- [WHAT TO PRODUCE]:
Copy out each line of the material below that holds the string "OECD".

Items from a dataset
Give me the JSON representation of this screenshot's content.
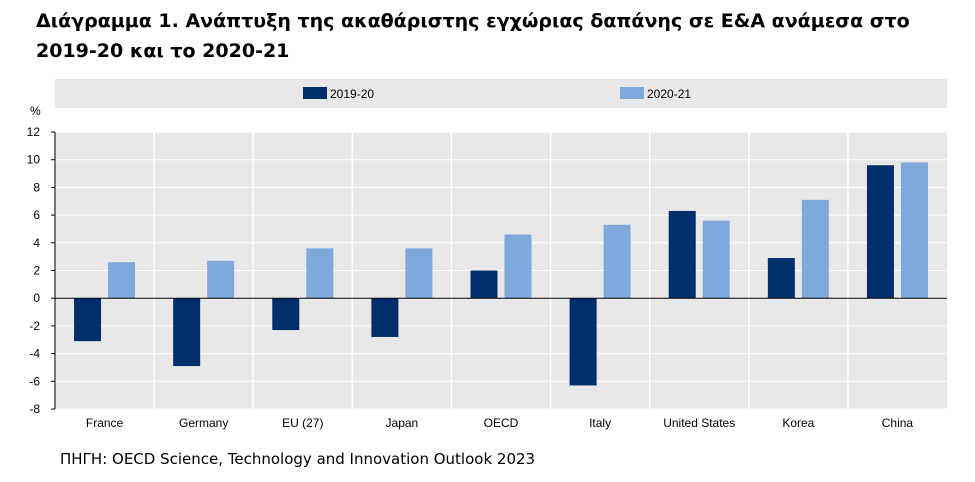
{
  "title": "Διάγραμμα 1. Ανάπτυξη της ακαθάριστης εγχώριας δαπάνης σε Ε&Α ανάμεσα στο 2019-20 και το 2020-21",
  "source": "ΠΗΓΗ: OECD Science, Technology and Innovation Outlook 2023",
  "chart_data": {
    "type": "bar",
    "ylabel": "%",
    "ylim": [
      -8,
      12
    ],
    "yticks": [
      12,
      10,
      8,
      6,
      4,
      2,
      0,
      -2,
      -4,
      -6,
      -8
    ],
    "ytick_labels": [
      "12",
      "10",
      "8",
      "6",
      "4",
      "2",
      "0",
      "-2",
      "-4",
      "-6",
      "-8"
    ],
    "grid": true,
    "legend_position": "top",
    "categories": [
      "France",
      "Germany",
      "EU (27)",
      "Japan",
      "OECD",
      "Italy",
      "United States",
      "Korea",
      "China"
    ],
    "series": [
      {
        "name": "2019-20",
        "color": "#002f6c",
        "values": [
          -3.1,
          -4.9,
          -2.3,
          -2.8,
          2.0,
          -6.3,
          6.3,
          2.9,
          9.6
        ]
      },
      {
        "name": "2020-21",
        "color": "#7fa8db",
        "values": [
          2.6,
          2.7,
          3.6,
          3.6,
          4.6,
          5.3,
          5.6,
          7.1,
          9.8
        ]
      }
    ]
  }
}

- [REPLY]:
  "source": "ΠΗΓΗ: OECD Science, Technology and Innovation Outlook 2023",
      "OECD",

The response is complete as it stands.